--- START OF RECORDS FOR THE TASK ---

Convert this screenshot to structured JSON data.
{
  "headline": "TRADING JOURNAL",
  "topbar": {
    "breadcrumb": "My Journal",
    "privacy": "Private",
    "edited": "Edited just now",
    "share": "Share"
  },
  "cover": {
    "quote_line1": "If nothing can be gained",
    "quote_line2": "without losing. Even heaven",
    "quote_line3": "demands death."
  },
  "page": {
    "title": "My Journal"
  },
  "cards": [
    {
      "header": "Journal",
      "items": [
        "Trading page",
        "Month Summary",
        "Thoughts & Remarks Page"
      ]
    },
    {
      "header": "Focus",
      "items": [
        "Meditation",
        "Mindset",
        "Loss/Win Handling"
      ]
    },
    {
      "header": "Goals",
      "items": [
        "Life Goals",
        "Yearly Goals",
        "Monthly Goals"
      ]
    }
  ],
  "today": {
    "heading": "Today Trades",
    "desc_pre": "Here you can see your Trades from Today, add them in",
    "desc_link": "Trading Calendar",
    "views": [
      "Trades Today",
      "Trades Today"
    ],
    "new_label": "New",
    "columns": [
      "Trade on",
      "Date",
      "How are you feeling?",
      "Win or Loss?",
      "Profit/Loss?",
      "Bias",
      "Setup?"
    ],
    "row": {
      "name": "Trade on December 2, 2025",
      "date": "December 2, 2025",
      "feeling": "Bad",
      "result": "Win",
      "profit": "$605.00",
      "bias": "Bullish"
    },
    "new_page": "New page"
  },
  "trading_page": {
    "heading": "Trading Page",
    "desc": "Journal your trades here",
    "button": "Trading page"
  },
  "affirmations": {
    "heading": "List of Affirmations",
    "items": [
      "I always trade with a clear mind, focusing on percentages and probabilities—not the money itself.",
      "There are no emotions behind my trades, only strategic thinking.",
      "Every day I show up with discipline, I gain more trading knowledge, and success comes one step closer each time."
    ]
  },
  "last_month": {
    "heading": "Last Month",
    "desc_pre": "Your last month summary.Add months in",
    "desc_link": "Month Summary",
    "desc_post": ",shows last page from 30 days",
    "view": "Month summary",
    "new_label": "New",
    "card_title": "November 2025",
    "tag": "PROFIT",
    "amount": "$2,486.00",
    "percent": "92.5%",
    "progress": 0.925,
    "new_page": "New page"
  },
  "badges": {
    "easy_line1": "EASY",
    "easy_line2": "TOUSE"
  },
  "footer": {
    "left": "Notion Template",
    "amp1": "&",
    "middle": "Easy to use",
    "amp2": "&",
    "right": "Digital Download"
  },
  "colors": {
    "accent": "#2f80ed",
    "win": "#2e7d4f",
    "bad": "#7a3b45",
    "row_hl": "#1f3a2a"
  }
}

--- END OF RECORDS FOR THE TASK ---

WHAT YOU HAVE TO DO ▸ Every entry in the listing must be retyped exactly.

EXERCISE SOLUTION ▸
Convert this screenshot to structured JSON data.
{
  "headline": "TRADING JOURNAL",
  "topbar": {
    "breadcrumb": "My Journal",
    "privacy": "Private",
    "edited": "Edited just now",
    "share": "Share"
  },
  "cover": {
    "quote_line1": "If nothing can be gained",
    "quote_line2": "without losing. Even heaven",
    "quote_line3": "demands death."
  },
  "page": {
    "title": "My Journal"
  },
  "cards": [
    {
      "header": "Journal",
      "items": [
        "Trading page",
        "Month Summary",
        "Thoughts & Remarks Page"
      ]
    },
    {
      "header": "Focus",
      "items": [
        "Meditation",
        "Mindset",
        "Loss/Win Handling"
      ]
    },
    {
      "header": "Goals",
      "items": [
        "Life Goals",
        "Yearly Goals",
        "Monthly Goals"
      ]
    }
  ],
  "today": {
    "heading": "Today Trades",
    "desc_pre": "Here you can see your Trades from Today, add them in",
    "desc_link": "Trading Calendar",
    "views": [
      "Trades Today",
      "Trades Today"
    ],
    "new_label": "New",
    "columns": [
      "Trade on",
      "Date",
      "How are you feeling?",
      "Win or Loss?",
      "Profit/Loss?",
      "Bias",
      "Setup?"
    ],
    "row": {
      "name": "Trade on December 2, 2025",
      "date": "December 2, 2025",
      "feeling": "Bad",
      "result": "Win",
      "profit": "$605.00",
      "bias": "Bullish"
    },
    "new_page": "New page"
  },
  "trading_page": {
    "heading": "Trading Page",
    "desc": "Journal your trades here",
    "button": "Trading page"
  },
  "affirmations": {
    "heading": "List of Affirmations",
    "items": [
      "I always trade with a clear mind, focusing on percentages and probabilities—not the money itself.",
      "There are no emotions behind my trades, only strategic thinking.",
      "Every day I show up with discipline, I gain more trading knowledge, and success comes one step closer each time."
    ]
  },
  "last_month": {
    "heading": "Last Month",
    "desc_pre": "Your last month summary.Add months in",
    "desc_link": "Month Summary",
    "desc_post": ",shows last page from 30 days",
    "view": "Month summary",
    "new_label": "New",
    "card_title": "November 2025",
    "tag": "PROFIT",
    "amount": "$2,486.00",
    "percent": "92.5%",
    "progress": 0.925,
    "new_page": "New page"
  },
  "badges": {
    "easy_line1": "EASY",
    "easy_line2": "TOUSE"
  },
  "footer": {
    "left": "Notion Template",
    "amp1": "&",
    "middle": "Easy to use",
    "amp2": "&",
    "right": "Digital Download"
  },
  "colors": {
    "accent": "#2f80ed",
    "win": "#2e7d4f",
    "bad": "#7a3b45",
    "row_hl": "#1f3a2a"
  }
}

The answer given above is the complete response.